> **Do this**: Retype the material that follows, keeping every word as it is.

(Stored entries)

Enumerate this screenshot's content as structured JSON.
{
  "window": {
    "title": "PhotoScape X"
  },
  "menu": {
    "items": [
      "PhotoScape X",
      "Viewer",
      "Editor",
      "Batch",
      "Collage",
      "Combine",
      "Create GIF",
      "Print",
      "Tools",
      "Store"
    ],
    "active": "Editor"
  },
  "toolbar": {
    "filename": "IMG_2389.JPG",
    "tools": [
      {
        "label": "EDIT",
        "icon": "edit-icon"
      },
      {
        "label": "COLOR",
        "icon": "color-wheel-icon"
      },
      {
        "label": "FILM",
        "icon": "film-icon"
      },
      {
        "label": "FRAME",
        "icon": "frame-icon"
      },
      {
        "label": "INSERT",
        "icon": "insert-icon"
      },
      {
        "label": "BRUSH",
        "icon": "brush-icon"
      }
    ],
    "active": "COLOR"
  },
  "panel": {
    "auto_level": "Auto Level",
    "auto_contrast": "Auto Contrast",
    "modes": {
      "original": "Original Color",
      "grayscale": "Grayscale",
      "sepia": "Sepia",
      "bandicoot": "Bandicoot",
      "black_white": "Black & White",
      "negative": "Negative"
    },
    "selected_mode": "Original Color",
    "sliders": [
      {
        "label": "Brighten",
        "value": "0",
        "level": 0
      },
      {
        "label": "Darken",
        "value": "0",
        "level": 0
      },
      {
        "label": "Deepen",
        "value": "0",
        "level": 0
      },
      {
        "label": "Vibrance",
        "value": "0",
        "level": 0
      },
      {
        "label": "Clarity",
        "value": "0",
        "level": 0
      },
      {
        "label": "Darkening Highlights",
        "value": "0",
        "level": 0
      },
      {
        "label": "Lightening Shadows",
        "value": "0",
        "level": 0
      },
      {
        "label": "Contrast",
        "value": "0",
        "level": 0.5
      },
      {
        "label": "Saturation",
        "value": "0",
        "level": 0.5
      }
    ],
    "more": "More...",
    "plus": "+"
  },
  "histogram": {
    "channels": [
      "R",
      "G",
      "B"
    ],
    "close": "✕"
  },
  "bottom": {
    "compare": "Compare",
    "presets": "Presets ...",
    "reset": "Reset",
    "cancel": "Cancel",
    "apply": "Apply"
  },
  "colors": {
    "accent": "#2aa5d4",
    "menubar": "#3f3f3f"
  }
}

> **Written solution**:
Enumerate this screenshot's content as structured JSON.
{
  "window": {
    "title": "PhotoScape X"
  },
  "menu": {
    "items": [
      "PhotoScape X",
      "Viewer",
      "Editor",
      "Batch",
      "Collage",
      "Combine",
      "Create GIF",
      "Print",
      "Tools",
      "Store"
    ],
    "active": "Editor"
  },
  "toolbar": {
    "filename": "IMG_2389.JPG",
    "tools": [
      {
        "label": "EDIT",
        "icon": "edit-icon"
      },
      {
        "label": "COLOR",
        "icon": "color-wheel-icon"
      },
      {
        "label": "FILM",
        "icon": "film-icon"
      },
      {
        "label": "FRAME",
        "icon": "frame-icon"
      },
      {
        "label": "INSERT",
        "icon": "insert-icon"
      },
      {
        "label": "BRUSH",
        "icon": "brush-icon"
      }
    ],
    "active": "COLOR"
  },
  "panel": {
    "auto_level": "Auto Level",
    "auto_contrast": "Auto Contrast",
    "modes": {
      "original": "Original Color",
      "grayscale": "Grayscale",
      "sepia": "Sepia",
      "bandicoot": "Bandicoot",
      "black_white": "Black & White",
      "negative": "Negative"
    },
    "selected_mode": "Original Color",
    "sliders": [
      {
        "label": "Brighten",
        "value": "0",
        "level": 0
      },
      {
        "label": "Darken",
        "value": "0",
        "level": 0
      },
      {
        "label": "Deepen",
        "value": "0",
        "level": 0
      },
      {
        "label": "Vibrance",
        "value": "0",
        "level": 0
      },
      {
        "label": "Clarity",
        "value": "0",
        "level": 0
      },
      {
        "label": "Darkening Highlights",
        "value": "0",
        "level": 0
      },
      {
        "label": "Lightening Shadows",
        "value": "0",
        "level": 0
      },
      {
        "label": "Contrast",
        "value": "0",
        "level": 0.5
      },
      {
        "label": "Saturation",
        "value": "0",
        "level": 0.5
      }
    ],
    "more": "More...",
    "plus": "+"
  },
  "histogram": {
    "channels": [
      "R",
      "G",
      "B"
    ],
    "close": "✕"
  },
  "bottom": {
    "compare": "Compare",
    "presets": "Presets ...",
    "reset": "Reset",
    "cancel": "Cancel",
    "apply": "Apply"
  },
  "colors": {
    "accent": "#2aa5d4",
    "menubar": "#3f3f3f"
  }
}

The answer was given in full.